Within the records below, find each line that holds the string "elkaar", then copy it.

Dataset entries
:::::
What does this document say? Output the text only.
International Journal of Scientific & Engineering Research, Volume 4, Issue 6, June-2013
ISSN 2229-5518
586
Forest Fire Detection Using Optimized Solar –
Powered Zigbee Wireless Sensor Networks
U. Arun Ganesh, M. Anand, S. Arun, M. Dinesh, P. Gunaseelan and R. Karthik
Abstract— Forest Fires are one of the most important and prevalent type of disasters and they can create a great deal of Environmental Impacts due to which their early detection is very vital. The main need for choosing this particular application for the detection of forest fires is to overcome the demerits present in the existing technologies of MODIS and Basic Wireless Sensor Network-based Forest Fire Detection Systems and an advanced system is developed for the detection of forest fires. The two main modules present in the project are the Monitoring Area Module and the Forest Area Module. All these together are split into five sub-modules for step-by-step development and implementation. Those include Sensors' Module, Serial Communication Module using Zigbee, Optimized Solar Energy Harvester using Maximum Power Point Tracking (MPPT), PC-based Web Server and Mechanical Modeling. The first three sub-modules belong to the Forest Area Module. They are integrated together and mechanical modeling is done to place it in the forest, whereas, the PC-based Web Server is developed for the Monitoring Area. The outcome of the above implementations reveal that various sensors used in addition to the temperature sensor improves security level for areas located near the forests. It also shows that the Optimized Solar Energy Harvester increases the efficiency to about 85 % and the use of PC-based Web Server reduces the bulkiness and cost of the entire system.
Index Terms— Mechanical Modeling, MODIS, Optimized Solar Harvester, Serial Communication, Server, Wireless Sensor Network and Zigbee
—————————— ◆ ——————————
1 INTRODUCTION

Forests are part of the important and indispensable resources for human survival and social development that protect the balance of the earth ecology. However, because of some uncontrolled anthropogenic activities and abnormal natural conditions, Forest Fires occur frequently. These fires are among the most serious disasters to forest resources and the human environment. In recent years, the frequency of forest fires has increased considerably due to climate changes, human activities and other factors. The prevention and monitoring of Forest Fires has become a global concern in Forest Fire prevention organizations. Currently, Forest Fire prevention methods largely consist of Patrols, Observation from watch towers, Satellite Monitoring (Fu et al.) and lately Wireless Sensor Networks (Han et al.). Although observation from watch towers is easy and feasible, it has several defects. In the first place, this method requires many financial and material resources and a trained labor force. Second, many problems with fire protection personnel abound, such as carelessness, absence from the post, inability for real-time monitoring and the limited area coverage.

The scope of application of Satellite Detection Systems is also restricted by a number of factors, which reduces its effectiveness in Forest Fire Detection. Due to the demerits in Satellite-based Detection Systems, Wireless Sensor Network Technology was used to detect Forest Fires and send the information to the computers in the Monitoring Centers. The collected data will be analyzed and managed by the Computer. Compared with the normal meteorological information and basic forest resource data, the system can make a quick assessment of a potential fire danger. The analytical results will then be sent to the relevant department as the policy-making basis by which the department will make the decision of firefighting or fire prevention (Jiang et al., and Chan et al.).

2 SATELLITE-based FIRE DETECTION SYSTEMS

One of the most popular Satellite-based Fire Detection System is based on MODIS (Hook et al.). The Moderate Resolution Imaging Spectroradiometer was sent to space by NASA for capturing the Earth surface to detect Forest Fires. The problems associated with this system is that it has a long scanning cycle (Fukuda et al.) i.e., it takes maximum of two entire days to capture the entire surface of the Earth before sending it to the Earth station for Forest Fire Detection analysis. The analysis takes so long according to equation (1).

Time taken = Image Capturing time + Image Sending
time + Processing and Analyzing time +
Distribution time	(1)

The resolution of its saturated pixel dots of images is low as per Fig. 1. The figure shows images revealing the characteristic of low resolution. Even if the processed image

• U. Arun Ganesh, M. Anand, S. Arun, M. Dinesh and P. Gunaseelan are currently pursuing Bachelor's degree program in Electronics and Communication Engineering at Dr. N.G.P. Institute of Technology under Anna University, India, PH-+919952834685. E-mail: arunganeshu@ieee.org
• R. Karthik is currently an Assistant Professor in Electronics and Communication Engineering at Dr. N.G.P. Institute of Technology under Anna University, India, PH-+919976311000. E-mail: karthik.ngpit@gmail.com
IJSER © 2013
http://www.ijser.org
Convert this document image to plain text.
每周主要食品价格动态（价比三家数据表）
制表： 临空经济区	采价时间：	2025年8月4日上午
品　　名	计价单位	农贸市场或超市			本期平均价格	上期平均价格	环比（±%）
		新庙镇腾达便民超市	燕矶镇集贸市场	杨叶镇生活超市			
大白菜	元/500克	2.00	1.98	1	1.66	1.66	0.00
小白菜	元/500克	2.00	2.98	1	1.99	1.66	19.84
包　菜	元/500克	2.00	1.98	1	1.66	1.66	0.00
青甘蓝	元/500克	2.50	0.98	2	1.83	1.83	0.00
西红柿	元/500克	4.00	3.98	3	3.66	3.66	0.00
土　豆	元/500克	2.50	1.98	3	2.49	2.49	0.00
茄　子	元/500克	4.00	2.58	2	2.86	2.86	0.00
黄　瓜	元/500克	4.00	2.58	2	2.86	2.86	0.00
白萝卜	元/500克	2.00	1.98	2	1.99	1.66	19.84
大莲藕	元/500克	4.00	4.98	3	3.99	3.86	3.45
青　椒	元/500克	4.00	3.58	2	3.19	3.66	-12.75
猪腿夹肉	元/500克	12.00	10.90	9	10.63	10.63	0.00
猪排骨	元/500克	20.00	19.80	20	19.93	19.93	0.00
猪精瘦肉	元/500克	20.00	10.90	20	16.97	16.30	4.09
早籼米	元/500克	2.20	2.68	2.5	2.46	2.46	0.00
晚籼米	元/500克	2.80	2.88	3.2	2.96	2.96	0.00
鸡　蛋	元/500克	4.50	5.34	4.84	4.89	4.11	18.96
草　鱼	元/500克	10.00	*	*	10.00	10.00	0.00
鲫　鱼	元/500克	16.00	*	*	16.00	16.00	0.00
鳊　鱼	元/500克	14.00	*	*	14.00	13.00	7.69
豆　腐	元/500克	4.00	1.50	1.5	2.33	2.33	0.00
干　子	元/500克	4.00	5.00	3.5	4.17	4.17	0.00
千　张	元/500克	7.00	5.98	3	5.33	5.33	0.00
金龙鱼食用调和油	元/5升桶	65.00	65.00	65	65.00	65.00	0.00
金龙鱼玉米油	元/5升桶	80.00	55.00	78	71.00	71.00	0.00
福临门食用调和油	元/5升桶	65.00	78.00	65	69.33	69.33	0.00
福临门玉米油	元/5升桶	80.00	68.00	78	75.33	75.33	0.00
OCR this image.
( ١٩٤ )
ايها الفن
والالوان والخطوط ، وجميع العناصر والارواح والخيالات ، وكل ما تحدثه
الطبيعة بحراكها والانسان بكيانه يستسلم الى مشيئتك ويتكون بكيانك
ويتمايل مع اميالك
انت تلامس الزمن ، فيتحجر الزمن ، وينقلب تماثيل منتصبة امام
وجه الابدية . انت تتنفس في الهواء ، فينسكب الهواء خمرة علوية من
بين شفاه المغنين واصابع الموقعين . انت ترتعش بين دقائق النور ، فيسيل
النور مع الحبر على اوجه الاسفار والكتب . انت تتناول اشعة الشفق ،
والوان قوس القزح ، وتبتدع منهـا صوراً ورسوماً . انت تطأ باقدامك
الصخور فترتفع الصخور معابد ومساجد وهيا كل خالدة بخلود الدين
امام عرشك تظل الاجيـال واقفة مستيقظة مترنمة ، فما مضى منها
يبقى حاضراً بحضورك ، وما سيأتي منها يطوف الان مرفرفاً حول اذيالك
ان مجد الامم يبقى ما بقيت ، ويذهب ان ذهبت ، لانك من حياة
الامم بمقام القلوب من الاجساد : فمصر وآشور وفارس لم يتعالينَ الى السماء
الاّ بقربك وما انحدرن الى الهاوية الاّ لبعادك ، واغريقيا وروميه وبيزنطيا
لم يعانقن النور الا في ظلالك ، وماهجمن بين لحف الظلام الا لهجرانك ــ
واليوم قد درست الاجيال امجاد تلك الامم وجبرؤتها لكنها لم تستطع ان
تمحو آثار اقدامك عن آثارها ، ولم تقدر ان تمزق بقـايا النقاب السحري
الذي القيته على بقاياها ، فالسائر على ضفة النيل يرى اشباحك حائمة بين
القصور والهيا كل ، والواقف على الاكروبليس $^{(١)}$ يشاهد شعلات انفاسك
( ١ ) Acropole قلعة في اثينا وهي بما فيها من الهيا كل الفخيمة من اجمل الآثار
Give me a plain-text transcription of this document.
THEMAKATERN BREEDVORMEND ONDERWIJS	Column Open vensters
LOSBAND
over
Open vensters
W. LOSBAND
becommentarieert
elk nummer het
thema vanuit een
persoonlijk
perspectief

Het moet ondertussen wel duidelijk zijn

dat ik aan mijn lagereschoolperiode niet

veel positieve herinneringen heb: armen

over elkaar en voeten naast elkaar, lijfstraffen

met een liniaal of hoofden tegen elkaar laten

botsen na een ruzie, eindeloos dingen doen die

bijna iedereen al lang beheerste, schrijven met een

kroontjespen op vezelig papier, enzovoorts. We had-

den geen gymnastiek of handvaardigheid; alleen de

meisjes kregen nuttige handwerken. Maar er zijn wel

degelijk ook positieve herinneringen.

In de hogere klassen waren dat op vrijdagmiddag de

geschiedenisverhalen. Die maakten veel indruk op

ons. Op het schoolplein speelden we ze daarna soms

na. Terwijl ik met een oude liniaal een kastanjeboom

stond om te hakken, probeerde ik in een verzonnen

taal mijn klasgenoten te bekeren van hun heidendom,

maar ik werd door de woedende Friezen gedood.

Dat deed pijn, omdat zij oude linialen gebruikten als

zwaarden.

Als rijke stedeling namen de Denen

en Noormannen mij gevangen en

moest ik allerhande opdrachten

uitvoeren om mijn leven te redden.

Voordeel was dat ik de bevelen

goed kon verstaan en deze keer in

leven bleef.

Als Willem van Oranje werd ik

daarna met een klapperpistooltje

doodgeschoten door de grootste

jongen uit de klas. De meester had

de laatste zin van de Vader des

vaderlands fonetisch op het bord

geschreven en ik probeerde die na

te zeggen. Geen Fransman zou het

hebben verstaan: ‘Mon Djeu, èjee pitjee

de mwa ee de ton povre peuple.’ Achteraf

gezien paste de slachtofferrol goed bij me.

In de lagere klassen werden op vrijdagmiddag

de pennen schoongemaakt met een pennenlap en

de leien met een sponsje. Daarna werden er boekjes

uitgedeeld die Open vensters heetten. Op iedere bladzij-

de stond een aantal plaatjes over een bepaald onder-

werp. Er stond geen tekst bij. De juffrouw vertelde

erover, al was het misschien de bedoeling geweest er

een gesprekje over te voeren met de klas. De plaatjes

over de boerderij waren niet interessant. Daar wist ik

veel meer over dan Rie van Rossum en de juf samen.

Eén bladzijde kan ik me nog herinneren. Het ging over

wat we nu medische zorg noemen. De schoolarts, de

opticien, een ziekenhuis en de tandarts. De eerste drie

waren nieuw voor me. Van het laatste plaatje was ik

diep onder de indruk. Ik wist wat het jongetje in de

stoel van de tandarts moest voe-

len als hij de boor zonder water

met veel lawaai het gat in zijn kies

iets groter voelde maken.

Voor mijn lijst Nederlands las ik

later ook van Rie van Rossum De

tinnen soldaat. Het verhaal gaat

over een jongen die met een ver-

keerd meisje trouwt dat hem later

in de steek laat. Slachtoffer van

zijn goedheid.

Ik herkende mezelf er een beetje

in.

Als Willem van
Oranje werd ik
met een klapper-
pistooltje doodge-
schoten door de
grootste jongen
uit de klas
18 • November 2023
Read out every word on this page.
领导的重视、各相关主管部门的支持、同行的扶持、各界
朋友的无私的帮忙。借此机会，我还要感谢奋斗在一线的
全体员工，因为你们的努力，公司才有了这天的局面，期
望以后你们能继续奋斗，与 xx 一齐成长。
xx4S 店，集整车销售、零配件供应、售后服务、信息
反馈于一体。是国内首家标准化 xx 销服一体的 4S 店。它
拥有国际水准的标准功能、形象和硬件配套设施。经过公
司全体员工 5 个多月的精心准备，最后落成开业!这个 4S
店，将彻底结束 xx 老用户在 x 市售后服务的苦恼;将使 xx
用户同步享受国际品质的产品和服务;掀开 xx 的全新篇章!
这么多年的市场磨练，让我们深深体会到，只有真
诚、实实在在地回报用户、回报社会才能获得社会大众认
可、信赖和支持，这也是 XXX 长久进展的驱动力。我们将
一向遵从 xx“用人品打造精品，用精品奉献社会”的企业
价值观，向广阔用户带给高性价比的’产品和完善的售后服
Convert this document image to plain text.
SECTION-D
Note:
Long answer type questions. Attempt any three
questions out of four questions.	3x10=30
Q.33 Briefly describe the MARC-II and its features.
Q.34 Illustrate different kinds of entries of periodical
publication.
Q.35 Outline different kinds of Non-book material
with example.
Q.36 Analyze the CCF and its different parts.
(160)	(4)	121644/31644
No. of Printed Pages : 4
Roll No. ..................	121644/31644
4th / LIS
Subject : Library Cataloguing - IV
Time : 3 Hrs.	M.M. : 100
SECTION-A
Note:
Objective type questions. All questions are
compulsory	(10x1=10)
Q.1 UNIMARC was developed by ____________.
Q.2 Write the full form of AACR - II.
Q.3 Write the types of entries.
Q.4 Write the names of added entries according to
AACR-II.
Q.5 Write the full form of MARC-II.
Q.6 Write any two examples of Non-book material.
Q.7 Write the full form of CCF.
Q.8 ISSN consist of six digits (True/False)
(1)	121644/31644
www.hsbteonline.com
:::::
* _EXPECTED OUTPUT_
over elkaar en voeten naast elkaar, lijfstraffen
met een liniaal of hoofden tegen elkaar laten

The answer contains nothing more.